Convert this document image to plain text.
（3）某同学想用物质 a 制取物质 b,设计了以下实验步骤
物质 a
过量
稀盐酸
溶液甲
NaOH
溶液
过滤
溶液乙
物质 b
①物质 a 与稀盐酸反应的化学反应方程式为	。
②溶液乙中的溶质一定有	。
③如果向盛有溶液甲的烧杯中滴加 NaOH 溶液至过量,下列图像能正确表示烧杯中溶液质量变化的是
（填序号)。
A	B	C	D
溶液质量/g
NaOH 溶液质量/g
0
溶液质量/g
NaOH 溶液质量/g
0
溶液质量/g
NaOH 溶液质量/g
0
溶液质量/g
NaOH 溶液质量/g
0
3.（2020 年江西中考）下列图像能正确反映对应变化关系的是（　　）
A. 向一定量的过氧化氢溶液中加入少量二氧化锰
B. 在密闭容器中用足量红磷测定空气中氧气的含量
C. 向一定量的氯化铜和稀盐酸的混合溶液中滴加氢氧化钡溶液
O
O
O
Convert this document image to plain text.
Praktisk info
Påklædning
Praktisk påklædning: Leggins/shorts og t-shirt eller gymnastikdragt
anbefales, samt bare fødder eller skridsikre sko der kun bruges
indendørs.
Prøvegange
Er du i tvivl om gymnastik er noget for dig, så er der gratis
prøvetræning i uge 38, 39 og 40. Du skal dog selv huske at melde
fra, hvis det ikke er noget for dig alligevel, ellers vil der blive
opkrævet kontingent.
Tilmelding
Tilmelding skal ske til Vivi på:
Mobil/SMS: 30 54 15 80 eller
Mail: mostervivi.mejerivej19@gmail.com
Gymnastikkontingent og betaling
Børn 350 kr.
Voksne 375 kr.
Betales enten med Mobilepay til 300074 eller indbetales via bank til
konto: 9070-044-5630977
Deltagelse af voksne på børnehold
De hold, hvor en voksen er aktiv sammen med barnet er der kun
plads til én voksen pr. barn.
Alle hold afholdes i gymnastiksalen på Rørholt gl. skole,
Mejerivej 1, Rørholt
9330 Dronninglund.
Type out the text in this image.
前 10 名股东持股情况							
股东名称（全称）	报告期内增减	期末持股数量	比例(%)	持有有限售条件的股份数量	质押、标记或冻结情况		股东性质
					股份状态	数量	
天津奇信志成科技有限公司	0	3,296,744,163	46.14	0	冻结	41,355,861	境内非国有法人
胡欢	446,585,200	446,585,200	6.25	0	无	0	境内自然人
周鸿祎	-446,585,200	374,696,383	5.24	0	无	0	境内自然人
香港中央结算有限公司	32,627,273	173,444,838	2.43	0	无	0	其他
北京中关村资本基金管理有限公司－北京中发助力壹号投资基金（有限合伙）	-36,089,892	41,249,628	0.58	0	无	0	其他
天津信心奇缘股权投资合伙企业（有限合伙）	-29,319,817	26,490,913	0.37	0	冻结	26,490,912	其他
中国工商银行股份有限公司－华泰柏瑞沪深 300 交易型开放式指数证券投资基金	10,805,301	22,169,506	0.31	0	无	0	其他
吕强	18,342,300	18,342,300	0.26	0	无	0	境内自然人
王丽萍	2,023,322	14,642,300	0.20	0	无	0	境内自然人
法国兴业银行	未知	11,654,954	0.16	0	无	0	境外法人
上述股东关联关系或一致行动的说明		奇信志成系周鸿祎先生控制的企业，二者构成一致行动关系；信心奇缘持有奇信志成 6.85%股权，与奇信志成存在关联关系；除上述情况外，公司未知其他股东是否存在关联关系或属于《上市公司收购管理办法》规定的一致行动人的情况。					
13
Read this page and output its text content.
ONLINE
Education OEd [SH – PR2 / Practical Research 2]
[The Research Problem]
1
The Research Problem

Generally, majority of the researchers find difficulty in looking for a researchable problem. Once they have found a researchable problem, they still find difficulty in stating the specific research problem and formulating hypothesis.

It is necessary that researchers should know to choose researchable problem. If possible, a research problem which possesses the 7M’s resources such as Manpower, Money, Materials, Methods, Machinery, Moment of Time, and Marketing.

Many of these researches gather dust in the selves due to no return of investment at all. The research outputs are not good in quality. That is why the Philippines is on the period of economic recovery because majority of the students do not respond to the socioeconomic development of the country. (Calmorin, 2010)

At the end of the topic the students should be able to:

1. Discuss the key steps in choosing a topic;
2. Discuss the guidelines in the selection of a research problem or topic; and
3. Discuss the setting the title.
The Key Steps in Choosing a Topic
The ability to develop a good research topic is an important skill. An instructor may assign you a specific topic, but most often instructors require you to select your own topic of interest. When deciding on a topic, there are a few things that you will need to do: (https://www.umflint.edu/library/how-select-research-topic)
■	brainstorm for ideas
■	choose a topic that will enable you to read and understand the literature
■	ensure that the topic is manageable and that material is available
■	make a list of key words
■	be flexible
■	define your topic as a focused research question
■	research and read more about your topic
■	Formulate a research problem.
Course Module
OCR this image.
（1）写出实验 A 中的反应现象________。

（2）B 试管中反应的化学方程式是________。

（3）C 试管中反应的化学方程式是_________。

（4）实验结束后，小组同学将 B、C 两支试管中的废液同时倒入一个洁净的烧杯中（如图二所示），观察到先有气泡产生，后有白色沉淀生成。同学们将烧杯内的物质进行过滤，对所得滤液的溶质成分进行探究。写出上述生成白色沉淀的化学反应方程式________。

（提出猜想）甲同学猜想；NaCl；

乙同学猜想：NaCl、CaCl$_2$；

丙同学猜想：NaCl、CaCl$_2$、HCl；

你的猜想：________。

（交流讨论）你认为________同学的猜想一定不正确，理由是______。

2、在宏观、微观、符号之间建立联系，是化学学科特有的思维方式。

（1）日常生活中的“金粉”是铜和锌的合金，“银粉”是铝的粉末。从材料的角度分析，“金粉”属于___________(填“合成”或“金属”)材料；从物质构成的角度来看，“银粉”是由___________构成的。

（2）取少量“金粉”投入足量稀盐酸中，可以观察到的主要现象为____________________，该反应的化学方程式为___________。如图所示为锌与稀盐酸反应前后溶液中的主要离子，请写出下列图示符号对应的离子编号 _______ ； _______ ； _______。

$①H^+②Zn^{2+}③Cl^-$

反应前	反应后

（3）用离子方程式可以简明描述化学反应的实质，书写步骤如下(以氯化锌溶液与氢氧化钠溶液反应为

**Exercise aim**: Check each line of the entries above for the word "majority". List the ones that have it.

**Solution to this problem**:
Generally, majority of the researchers find difficulty in looking for a researchable problem. Once they have found a researchable problem, they still find difficulty in stating the specific research problem and formulating hypothesis.
Many of these researches gather dust in the selves due to no return of investment at all. The research outputs are not good in quality. That is why the Philippines is on the period of economic recovery because majority of the students do not respond to the socioeconomic development of the country. (Calmorin, 2010)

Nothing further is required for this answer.